■ AIM ■
Return each line that holds the word "screenshot".

━━━ INPUT

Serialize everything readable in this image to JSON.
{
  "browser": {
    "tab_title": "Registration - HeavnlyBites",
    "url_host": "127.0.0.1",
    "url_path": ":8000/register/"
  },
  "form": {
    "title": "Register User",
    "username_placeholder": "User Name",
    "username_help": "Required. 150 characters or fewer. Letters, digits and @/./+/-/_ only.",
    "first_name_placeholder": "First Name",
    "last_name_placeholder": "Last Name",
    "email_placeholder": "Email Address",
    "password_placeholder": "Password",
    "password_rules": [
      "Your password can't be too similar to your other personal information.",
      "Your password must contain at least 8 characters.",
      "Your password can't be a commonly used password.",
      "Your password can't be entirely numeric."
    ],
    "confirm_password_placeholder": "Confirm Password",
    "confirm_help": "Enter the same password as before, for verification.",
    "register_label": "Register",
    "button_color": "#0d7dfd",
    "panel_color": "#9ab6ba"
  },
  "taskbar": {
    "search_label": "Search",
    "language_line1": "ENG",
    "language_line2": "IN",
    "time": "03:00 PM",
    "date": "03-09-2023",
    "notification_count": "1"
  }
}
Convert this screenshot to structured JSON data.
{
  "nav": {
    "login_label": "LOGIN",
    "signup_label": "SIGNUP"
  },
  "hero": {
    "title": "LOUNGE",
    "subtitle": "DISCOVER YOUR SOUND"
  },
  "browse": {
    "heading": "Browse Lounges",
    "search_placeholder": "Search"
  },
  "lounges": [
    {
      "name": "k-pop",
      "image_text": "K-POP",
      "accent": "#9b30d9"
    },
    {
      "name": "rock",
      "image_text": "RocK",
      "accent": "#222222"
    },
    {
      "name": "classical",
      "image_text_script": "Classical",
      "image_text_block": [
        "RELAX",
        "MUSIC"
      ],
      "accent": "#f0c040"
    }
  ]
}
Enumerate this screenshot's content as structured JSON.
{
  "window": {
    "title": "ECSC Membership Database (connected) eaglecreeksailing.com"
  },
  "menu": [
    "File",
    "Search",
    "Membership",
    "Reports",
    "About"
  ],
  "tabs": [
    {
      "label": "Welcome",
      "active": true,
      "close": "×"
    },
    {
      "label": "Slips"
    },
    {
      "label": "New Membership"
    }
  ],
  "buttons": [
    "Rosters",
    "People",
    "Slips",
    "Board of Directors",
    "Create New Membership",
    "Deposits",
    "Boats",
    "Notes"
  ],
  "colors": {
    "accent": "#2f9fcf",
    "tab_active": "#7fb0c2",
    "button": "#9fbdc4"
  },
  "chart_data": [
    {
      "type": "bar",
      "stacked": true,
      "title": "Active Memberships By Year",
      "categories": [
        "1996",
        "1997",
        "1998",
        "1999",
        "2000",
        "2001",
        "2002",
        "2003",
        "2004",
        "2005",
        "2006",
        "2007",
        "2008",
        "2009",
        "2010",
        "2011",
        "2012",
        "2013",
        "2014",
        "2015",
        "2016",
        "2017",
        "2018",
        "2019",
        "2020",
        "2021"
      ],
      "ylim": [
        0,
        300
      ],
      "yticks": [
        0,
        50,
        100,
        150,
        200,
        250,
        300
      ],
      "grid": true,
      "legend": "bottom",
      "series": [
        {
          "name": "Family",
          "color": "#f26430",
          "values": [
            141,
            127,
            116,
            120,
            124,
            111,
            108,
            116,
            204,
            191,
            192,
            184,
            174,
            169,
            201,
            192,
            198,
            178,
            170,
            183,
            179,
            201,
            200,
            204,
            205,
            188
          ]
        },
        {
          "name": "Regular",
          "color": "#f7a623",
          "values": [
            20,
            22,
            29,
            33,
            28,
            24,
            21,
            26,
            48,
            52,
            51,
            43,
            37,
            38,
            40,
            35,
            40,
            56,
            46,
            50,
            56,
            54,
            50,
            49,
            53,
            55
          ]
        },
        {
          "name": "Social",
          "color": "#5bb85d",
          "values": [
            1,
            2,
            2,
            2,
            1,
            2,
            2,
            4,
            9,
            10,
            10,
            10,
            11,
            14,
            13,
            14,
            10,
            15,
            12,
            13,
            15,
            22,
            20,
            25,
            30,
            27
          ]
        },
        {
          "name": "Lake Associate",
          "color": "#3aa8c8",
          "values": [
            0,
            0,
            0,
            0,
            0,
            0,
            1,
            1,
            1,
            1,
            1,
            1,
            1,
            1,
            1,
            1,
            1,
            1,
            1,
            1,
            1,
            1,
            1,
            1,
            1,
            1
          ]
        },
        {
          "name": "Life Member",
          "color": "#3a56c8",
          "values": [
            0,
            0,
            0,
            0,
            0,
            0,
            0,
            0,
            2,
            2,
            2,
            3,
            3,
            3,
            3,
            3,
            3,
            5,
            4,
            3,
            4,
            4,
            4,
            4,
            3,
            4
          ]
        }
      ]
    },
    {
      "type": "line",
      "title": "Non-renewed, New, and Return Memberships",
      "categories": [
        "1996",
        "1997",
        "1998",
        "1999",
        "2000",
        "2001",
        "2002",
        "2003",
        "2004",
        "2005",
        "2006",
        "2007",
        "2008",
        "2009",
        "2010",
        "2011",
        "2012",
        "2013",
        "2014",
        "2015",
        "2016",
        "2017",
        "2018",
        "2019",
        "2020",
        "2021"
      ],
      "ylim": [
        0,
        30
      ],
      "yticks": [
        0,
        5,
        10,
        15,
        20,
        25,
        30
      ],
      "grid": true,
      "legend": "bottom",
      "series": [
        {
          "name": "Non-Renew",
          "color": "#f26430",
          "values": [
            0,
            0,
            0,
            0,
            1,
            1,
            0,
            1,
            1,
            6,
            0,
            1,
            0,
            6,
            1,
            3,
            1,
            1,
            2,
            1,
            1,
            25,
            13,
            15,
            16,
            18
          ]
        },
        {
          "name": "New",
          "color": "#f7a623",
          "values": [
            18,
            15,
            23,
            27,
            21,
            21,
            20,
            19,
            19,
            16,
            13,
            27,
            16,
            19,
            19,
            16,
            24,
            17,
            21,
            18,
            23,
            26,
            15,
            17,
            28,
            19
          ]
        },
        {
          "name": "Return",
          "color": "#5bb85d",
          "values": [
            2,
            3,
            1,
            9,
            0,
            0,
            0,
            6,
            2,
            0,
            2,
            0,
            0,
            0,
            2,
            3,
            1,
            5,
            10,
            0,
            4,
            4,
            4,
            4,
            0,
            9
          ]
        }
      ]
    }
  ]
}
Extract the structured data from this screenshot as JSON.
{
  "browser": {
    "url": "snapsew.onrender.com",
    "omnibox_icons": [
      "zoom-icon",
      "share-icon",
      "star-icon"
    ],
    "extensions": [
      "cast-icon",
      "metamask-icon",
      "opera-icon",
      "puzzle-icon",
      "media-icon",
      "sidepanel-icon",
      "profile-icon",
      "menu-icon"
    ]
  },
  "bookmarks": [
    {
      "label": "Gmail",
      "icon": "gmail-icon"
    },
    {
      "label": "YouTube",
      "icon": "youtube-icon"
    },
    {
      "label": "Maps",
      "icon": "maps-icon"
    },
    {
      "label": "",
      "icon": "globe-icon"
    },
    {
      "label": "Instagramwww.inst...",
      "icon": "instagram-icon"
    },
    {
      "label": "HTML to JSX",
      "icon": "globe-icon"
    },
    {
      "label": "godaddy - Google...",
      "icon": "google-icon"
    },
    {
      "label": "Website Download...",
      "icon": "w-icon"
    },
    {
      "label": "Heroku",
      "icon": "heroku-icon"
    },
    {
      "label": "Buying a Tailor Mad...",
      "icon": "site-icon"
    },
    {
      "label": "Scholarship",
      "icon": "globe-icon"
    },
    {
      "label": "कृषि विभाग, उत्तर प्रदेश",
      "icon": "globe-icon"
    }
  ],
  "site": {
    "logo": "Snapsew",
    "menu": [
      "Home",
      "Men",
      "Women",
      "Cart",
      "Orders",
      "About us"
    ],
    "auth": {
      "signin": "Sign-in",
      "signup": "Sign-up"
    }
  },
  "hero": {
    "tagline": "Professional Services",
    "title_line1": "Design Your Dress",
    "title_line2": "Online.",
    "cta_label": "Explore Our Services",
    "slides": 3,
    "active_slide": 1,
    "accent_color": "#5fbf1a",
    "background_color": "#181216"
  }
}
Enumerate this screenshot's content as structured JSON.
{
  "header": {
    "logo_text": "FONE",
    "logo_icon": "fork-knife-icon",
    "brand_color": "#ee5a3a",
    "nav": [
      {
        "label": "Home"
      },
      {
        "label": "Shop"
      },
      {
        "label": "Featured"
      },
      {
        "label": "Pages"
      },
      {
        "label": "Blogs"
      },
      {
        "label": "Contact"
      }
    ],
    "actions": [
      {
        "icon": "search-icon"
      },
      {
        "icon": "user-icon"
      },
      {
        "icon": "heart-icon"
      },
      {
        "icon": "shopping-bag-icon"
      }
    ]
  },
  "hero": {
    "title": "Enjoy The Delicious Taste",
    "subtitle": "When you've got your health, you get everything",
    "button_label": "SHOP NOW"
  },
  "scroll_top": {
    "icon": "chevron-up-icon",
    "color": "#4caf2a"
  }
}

━━━━━━

■ SOLUTION FOR THIS TASK ■
Convert this screenshot to structured JSON data.
Enumerate this screenshot's content as structured JSON.
Extract the structured data from this screenshot as JSON.
Enumerate this screenshot's content as structured JSON.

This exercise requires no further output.